◆ **What the exercise asks**: Using the listing below, extract each line that has the word "chuyển" in it.

◆ **Data section**:

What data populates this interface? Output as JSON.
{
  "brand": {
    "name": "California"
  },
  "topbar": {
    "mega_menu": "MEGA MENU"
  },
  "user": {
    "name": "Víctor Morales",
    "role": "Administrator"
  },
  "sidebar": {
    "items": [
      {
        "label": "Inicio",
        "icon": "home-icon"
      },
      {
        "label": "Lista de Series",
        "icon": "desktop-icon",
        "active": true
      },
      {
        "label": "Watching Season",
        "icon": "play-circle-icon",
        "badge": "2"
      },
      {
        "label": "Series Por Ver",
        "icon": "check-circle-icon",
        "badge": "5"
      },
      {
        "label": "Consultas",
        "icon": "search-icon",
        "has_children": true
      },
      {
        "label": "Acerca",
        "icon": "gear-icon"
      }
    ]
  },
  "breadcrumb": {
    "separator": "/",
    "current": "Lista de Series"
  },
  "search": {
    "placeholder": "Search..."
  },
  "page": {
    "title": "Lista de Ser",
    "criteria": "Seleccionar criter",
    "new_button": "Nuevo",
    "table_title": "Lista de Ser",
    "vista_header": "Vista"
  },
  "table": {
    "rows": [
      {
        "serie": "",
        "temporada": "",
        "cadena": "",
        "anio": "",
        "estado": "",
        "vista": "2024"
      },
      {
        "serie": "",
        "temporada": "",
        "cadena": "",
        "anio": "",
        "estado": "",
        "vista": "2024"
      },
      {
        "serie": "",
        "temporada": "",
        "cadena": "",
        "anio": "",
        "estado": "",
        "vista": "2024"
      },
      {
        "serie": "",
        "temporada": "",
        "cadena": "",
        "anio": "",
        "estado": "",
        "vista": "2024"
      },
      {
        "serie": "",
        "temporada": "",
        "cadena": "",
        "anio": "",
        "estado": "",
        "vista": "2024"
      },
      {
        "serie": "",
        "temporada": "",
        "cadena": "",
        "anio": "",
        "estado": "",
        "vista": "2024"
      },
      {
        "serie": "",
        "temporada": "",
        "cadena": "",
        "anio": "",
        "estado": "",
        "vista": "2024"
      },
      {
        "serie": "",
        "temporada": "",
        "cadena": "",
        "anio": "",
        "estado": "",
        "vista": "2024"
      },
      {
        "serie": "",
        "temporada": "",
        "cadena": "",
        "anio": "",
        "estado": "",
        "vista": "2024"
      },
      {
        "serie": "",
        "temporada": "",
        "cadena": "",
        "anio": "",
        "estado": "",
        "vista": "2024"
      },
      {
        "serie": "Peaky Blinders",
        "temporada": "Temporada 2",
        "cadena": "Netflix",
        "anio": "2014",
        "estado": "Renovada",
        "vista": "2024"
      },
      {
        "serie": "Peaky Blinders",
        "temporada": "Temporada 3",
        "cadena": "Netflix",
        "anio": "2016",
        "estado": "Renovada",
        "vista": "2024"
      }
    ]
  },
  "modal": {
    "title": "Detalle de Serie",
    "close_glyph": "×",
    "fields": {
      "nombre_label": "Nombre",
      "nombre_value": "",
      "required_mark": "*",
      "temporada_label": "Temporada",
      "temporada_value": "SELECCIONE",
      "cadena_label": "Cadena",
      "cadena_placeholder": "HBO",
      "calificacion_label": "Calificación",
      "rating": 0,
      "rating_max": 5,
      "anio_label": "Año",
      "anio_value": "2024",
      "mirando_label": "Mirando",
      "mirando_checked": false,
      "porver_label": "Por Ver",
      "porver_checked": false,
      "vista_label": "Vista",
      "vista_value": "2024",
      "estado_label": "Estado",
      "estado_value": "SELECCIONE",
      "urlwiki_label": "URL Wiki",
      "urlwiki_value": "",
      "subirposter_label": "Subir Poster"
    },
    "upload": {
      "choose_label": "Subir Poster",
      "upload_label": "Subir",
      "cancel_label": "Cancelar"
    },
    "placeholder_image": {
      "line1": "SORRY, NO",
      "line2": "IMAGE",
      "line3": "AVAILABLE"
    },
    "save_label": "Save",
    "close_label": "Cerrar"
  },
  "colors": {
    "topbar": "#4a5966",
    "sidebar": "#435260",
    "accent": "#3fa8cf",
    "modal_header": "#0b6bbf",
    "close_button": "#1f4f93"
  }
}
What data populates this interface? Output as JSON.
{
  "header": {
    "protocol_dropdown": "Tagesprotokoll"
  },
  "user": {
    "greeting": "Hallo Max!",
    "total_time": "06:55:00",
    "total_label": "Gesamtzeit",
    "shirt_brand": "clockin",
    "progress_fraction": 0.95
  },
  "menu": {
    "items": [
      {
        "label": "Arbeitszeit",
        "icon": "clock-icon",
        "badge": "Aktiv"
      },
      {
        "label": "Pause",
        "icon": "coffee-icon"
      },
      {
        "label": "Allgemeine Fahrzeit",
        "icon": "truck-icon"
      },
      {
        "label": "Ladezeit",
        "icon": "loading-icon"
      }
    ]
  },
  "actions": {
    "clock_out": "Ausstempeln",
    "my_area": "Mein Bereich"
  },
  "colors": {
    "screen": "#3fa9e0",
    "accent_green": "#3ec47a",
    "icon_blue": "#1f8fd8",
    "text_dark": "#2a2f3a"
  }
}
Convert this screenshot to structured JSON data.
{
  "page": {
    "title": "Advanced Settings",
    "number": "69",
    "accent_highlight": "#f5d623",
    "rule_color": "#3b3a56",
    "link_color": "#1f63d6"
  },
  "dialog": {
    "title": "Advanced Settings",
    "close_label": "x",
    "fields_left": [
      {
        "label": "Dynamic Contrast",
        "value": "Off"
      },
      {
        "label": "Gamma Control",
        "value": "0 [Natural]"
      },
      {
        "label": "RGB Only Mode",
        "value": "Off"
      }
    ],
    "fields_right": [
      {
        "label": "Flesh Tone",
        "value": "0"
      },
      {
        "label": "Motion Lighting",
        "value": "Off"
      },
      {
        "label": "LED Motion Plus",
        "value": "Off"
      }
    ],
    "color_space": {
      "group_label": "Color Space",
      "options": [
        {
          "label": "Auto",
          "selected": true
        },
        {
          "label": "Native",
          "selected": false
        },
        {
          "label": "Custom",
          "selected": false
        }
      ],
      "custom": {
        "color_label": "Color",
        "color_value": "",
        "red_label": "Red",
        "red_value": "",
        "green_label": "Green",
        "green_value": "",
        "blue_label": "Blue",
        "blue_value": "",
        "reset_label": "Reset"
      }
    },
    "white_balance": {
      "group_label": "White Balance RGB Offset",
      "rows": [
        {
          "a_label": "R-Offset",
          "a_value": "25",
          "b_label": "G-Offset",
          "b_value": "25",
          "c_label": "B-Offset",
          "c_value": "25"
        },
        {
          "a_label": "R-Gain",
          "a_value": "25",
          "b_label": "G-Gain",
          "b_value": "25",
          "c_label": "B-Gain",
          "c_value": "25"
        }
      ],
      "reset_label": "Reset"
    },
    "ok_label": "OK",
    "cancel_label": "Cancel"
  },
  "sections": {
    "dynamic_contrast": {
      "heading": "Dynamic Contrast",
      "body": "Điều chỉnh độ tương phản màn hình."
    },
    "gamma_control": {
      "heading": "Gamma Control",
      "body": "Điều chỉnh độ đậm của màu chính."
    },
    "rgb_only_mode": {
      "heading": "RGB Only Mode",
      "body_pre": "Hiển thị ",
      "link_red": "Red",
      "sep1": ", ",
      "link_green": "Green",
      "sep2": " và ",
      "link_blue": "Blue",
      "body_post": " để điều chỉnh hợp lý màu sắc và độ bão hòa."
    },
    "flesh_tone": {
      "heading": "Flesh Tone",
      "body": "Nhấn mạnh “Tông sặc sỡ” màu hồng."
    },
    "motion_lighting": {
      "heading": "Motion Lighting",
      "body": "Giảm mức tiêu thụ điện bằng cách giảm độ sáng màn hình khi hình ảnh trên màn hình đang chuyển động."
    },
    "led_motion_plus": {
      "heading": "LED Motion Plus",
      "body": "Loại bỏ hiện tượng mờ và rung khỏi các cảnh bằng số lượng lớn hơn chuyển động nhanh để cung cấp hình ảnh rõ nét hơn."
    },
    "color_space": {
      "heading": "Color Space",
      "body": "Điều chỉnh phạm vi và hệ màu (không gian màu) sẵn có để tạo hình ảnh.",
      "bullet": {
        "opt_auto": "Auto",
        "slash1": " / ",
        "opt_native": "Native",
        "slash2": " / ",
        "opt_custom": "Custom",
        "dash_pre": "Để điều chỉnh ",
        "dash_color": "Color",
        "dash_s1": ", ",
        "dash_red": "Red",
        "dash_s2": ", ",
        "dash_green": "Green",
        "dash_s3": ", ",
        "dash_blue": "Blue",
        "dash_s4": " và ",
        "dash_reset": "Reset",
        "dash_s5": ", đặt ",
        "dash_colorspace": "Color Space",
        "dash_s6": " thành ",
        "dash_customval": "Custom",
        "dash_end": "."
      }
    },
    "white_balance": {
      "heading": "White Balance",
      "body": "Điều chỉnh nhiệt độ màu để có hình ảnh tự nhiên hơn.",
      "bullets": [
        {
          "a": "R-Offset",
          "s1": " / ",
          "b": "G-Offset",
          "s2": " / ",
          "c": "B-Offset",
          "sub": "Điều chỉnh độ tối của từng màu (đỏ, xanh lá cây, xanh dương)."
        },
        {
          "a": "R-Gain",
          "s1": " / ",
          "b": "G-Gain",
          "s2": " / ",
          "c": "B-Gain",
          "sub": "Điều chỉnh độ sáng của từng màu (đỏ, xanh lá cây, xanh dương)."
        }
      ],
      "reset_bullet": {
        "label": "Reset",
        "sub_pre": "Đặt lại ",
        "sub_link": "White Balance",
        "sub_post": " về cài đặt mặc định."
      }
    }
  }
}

◆ **Task response**:
      "body": "Giảm mức tiêu thụ điện bằng cách giảm độ sáng màn hình khi hình ảnh trên màn hình đang chuyển động."
      "body": "Loại bỏ hiện tượng mờ và rung khỏi các cảnh bằng số lượng lớn hơn chuyển động nhanh để cung cấp hình ảnh rõ nét hơn."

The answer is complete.